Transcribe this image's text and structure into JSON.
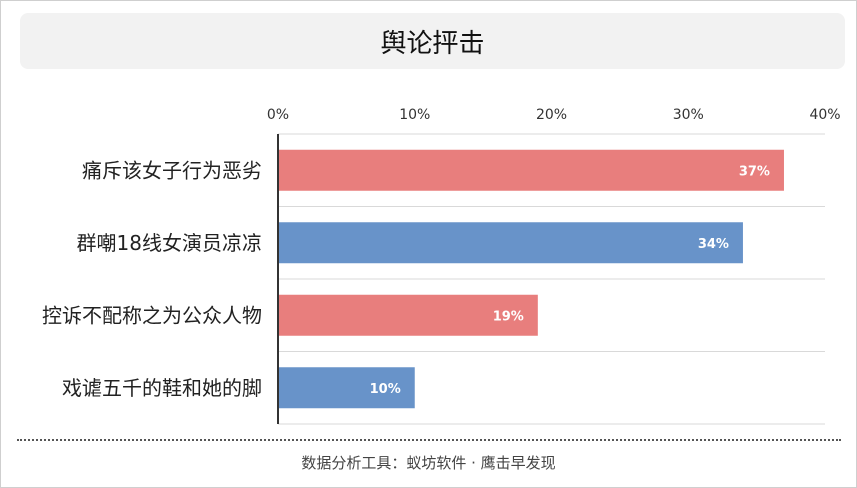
{
  "title": "舆论抨击",
  "footer": "数据分析工具：蚁坊软件 · 鹰击早发现",
  "colors": {
    "red": "#e87e7d",
    "blue": "#6893c9"
  },
  "chart_data": {
    "type": "bar",
    "orientation": "horizontal",
    "title": "舆论抨击",
    "categories": [
      "痛斥该女子行为恶劣",
      "群嘲18线女演员凉凉",
      "控诉不配称之为公众人物",
      "戏谑五千的鞋和她的脚"
    ],
    "values": [
      37,
      34,
      19,
      10
    ],
    "value_labels": [
      "37%",
      "34%",
      "19%",
      "10%"
    ],
    "bar_colors": [
      "#e87e7d",
      "#6893c9",
      "#e87e7d",
      "#6893c9"
    ],
    "xlim": [
      0,
      40
    ],
    "xticks": [
      "0%",
      "10%",
      "20%",
      "30%",
      "40%"
    ],
    "xlabel": "",
    "ylabel": "",
    "grid": true,
    "x_axis_position": "top"
  }
}
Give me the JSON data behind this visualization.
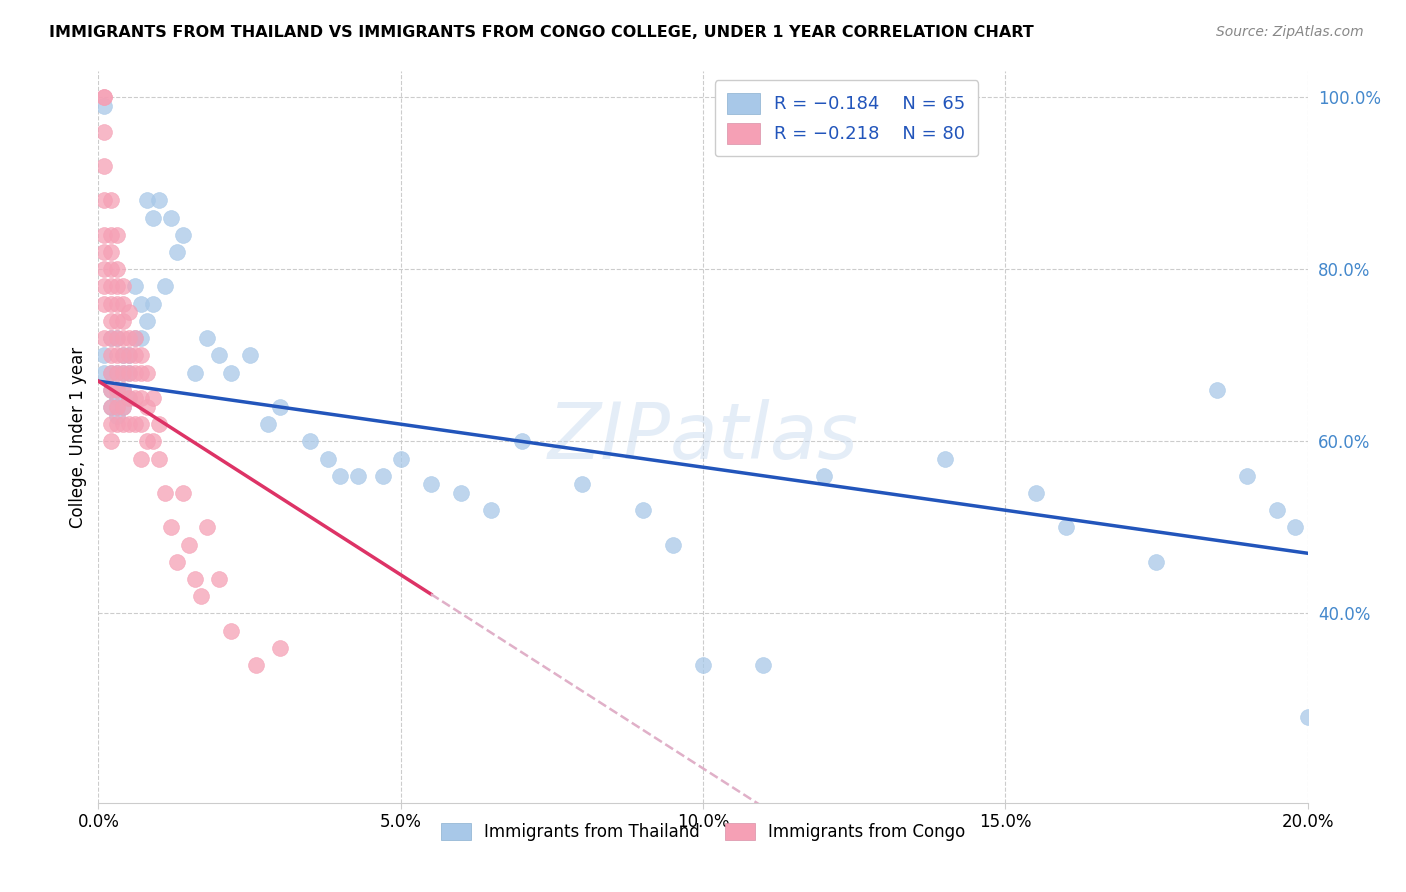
{
  "title": "IMMIGRANTS FROM THAILAND VS IMMIGRANTS FROM CONGO COLLEGE, UNDER 1 YEAR CORRELATION CHART",
  "source": "Source: ZipAtlas.com",
  "ylabel": "College, Under 1 year",
  "xlim": [
    0.0,
    0.2
  ],
  "ylim": [
    0.18,
    1.03
  ],
  "xticks": [
    0.0,
    0.05,
    0.1,
    0.15,
    0.2
  ],
  "yticks": [
    0.4,
    0.6,
    0.8,
    1.0
  ],
  "ytick_labels": [
    "40.0%",
    "60.0%",
    "80.0%",
    "100.0%"
  ],
  "xtick_labels": [
    "0.0%",
    "5.0%",
    "10.0%",
    "15.0%",
    "20.0%"
  ],
  "legend_r_thailand": "R = -0.184",
  "legend_n_thailand": "N = 65",
  "legend_r_congo": "R = -0.218",
  "legend_n_congo": "N = 80",
  "thailand_color": "#a8c8e8",
  "congo_color": "#f5a0b5",
  "thailand_line_color": "#2255bb",
  "congo_line_color": "#dd3366",
  "congo_dashed_color": "#e0b0c8",
  "watermark": "ZIPatlas",
  "thailand_line_x0": 0.0,
  "thailand_line_y0": 0.67,
  "thailand_line_x1": 0.2,
  "thailand_line_y1": 0.47,
  "congo_line_x0": 0.0,
  "congo_line_y0": 0.67,
  "congo_line_x1_solid": 0.055,
  "congo_line_x1_dashed": 0.145,
  "thailand_x": [
    0.001,
    0.001,
    0.001,
    0.002,
    0.002,
    0.002,
    0.002,
    0.003,
    0.003,
    0.003,
    0.003,
    0.003,
    0.003,
    0.004,
    0.004,
    0.004,
    0.004,
    0.005,
    0.005,
    0.005,
    0.006,
    0.006,
    0.007,
    0.007,
    0.008,
    0.008,
    0.009,
    0.009,
    0.01,
    0.011,
    0.012,
    0.013,
    0.014,
    0.016,
    0.018,
    0.02,
    0.022,
    0.025,
    0.028,
    0.03,
    0.035,
    0.038,
    0.04,
    0.043,
    0.047,
    0.05,
    0.055,
    0.06,
    0.065,
    0.07,
    0.08,
    0.09,
    0.095,
    0.1,
    0.11,
    0.12,
    0.14,
    0.155,
    0.16,
    0.175,
    0.185,
    0.19,
    0.195,
    0.198,
    0.2
  ],
  "thailand_y": [
    0.99,
    0.7,
    0.68,
    0.72,
    0.68,
    0.66,
    0.64,
    0.72,
    0.68,
    0.66,
    0.65,
    0.64,
    0.63,
    0.7,
    0.68,
    0.66,
    0.64,
    0.7,
    0.68,
    0.65,
    0.78,
    0.72,
    0.76,
    0.72,
    0.88,
    0.74,
    0.86,
    0.76,
    0.88,
    0.78,
    0.86,
    0.82,
    0.84,
    0.68,
    0.72,
    0.7,
    0.68,
    0.7,
    0.62,
    0.64,
    0.6,
    0.58,
    0.56,
    0.56,
    0.56,
    0.58,
    0.55,
    0.54,
    0.52,
    0.6,
    0.55,
    0.52,
    0.48,
    0.34,
    0.34,
    0.56,
    0.58,
    0.54,
    0.5,
    0.46,
    0.66,
    0.56,
    0.52,
    0.5,
    0.28
  ],
  "congo_x": [
    0.001,
    0.001,
    0.001,
    0.001,
    0.001,
    0.001,
    0.001,
    0.001,
    0.001,
    0.001,
    0.001,
    0.002,
    0.002,
    0.002,
    0.002,
    0.002,
    0.002,
    0.002,
    0.002,
    0.002,
    0.002,
    0.002,
    0.002,
    0.002,
    0.002,
    0.003,
    0.003,
    0.003,
    0.003,
    0.003,
    0.003,
    0.003,
    0.003,
    0.003,
    0.003,
    0.003,
    0.004,
    0.004,
    0.004,
    0.004,
    0.004,
    0.004,
    0.004,
    0.004,
    0.004,
    0.005,
    0.005,
    0.005,
    0.005,
    0.005,
    0.005,
    0.006,
    0.006,
    0.006,
    0.006,
    0.006,
    0.007,
    0.007,
    0.007,
    0.007,
    0.007,
    0.008,
    0.008,
    0.008,
    0.009,
    0.009,
    0.01,
    0.01,
    0.011,
    0.012,
    0.013,
    0.014,
    0.015,
    0.016,
    0.017,
    0.018,
    0.02,
    0.022,
    0.026,
    0.03
  ],
  "congo_y": [
    1.0,
    1.0,
    0.96,
    0.92,
    0.88,
    0.84,
    0.82,
    0.8,
    0.78,
    0.76,
    0.72,
    0.88,
    0.84,
    0.82,
    0.8,
    0.78,
    0.76,
    0.74,
    0.72,
    0.7,
    0.68,
    0.66,
    0.64,
    0.62,
    0.6,
    0.84,
    0.8,
    0.78,
    0.76,
    0.74,
    0.72,
    0.7,
    0.68,
    0.66,
    0.64,
    0.62,
    0.78,
    0.76,
    0.74,
    0.72,
    0.7,
    0.68,
    0.66,
    0.64,
    0.62,
    0.75,
    0.72,
    0.7,
    0.68,
    0.65,
    0.62,
    0.72,
    0.7,
    0.68,
    0.65,
    0.62,
    0.7,
    0.68,
    0.65,
    0.62,
    0.58,
    0.68,
    0.64,
    0.6,
    0.65,
    0.6,
    0.62,
    0.58,
    0.54,
    0.5,
    0.46,
    0.54,
    0.48,
    0.44,
    0.42,
    0.5,
    0.44,
    0.38,
    0.34,
    0.36
  ]
}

□ □ □ □ □

[Directive] Exactly reproduce the entries above, minus the pictures.

[Reply]
Transcribe this image's text and structure into JSON.
{
  "title": "舆论抨击",
  "footer": "数据分析工具：蚁坊软件 · 鹰击早发现",
  "colors": {
    "red": "#e87e7d",
    "blue": "#6893c9"
  },
  "chart_data": {
    "type": "bar",
    "orientation": "horizontal",
    "title": "舆论抨击",
    "categories": [
      "痛斥该女子行为恶劣",
      "群嘲18线女演员凉凉",
      "控诉不配称之为公众人物",
      "戏谑五千的鞋和她的脚"
    ],
    "values": [
      37,
      34,
      19,
      10
    ],
    "value_labels": [
      "37%",
      "34%",
      "19%",
      "10%"
    ],
    "bar_colors": [
      "#e87e7d",
      "#6893c9",
      "#e87e7d",
      "#6893c9"
    ],
    "xlim": [
      0,
      40
    ],
    "xticks": [
      "0%",
      "10%",
      "20%",
      "30%",
      "40%"
    ],
    "xlabel": "",
    "ylabel": "",
    "grid": true,
    "x_axis_position": "top"
  }
}
Give me the JSON data behind this visualization.
{
  "title": "IMMIGRANTS FROM THAILAND VS IMMIGRANTS FROM CONGO COLLEGE, UNDER 1 YEAR CORRELATION CHART",
  "source": "Source: ZipAtlas.com",
  "ylabel": "College, Under 1 year",
  "xlim": [
    0.0,
    0.2
  ],
  "ylim": [
    0.18,
    1.03
  ],
  "xticks": [
    0.0,
    0.05,
    0.1,
    0.15,
    0.2
  ],
  "yticks": [
    0.4,
    0.6,
    0.8,
    1.0
  ],
  "ytick_labels": [
    "40.0%",
    "60.0%",
    "80.0%",
    "100.0%"
  ],
  "xtick_labels": [
    "0.0%",
    "5.0%",
    "10.0%",
    "15.0%",
    "20.0%"
  ],
  "legend_r_thailand": "R = -0.184",
  "legend_n_thailand": "N = 65",
  "legend_r_congo": "R = -0.218",
  "legend_n_congo": "N = 80",
  "thailand_color": "#a8c8e8",
  "congo_color": "#f5a0b5",
  "thailand_line_color": "#2255bb",
  "congo_line_color": "#dd3366",
  "congo_dashed_color": "#e0b0c8",
  "watermark": "ZIPatlas",
  "thailand_line_x0": 0.0,
  "thailand_line_y0": 0.67,
  "thailand_line_x1": 0.2,
  "thailand_line_y1": 0.47,
  "congo_line_x0": 0.0,
  "congo_line_y0": 0.67,
  "congo_line_x1_solid": 0.055,
  "congo_line_x1_dashed": 0.145,
  "thailand_x": [
    0.001,
    0.001,
    0.001,
    0.002,
    0.002,
    0.002,
    0.002,
    0.003,
    0.003,
    0.003,
    0.003,
    0.003,
    0.003,
    0.004,
    0.004,
    0.004,
    0.004,
    0.005,
    0.005,
    0.005,
    0.006,
    0.006,
    0.007,
    0.007,
    0.008,
    0.008,
    0.009,
    0.009,
    0.01,
    0.011,
    0.012,
    0.013,
    0.014,
    0.016,
    0.018,
    0.02,
    0.022,
    0.025,
    0.028,
    0.03,
    0.035,
    0.038,
    0.04,
    0.043,
    0.047,
    0.05,
    0.055,
    0.06,
    0.065,
    0.07,
    0.08,
    0.09,
    0.095,
    0.1,
    0.11,
    0.12,
    0.14,
    0.155,
    0.16,
    0.175,
    0.185,
    0.19,
    0.195,
    0.198,
    0.2
  ],
  "thailand_y": [
    0.99,
    0.7,
    0.68,
    0.72,
    0.68,
    0.66,
    0.64,
    0.72,
    0.68,
    0.66,
    0.65,
    0.64,
    0.63,
    0.7,
    0.68,
    0.66,
    0.64,
    0.7,
    0.68,
    0.65,
    0.78,
    0.72,
    0.76,
    0.72,
    0.88,
    0.74,
    0.86,
    0.76,
    0.88,
    0.78,
    0.86,
    0.82,
    0.84,
    0.68,
    0.72,
    0.7,
    0.68,
    0.7,
    0.62,
    0.64,
    0.6,
    0.58,
    0.56,
    0.56,
    0.56,
    0.58,
    0.55,
    0.54,
    0.52,
    0.6,
    0.55,
    0.52,
    0.48,
    0.34,
    0.34,
    0.56,
    0.58,
    0.54,
    0.5,
    0.46,
    0.66,
    0.56,
    0.52,
    0.5,
    0.28
  ],
  "congo_x": [
    0.001,
    0.001,
    0.001,
    0.001,
    0.001,
    0.001,
    0.001,
    0.001,
    0.001,
    0.001,
    0.001,
    0.002,
    0.002,
    0.002,
    0.002,
    0.002,
    0.002,
    0.002,
    0.002,
    0.002,
    0.002,
    0.002,
    0.002,
    0.002,
    0.002,
    0.003,
    0.003,
    0.003,
    0.003,
    0.003,
    0.003,
    0.003,
    0.003,
    0.003,
    0.003,
    0.003,
    0.004,
    0.004,
    0.004,
    0.004,
    0.004,
    0.004,
    0.004,
    0.004,
    0.004,
    0.005,
    0.005,
    0.005,
    0.005,
    0.005,
    0.005,
    0.006,
    0.006,
    0.006,
    0.006,
    0.006,
    0.007,
    0.007,
    0.007,
    0.007,
    0.007,
    0.008,
    0.008,
    0.008,
    0.009,
    0.009,
    0.01,
    0.01,
    0.011,
    0.012,
    0.013,
    0.014,
    0.015,
    0.016,
    0.017,
    0.018,
    0.02,
    0.022,
    0.026,
    0.03
  ],
  "congo_y": [
    1.0,
    1.0,
    0.96,
    0.92,
    0.88,
    0.84,
    0.82,
    0.8,
    0.78,
    0.76,
    0.72,
    0.88,
    0.84,
    0.82,
    0.8,
    0.78,
    0.76,
    0.74,
    0.72,
    0.7,
    0.68,
    0.66,
    0.64,
    0.62,
    0.6,
    0.84,
    0.8,
    0.78,
    0.76,
    0.74,
    0.72,
    0.7,
    0.68,
    0.66,
    0.64,
    0.62,
    0.78,
    0.76,
    0.74,
    0.72,
    0.7,
    0.68,
    0.66,
    0.64,
    0.62,
    0.75,
    0.72,
    0.7,
    0.68,
    0.65,
    0.62,
    0.72,
    0.7,
    0.68,
    0.65,
    0.62,
    0.7,
    0.68,
    0.65,
    0.62,
    0.58,
    0.68,
    0.64,
    0.6,
    0.65,
    0.6,
    0.62,
    0.58,
    0.54,
    0.5,
    0.46,
    0.54,
    0.48,
    0.44,
    0.42,
    0.5,
    0.44,
    0.38,
    0.34,
    0.36
  ]
}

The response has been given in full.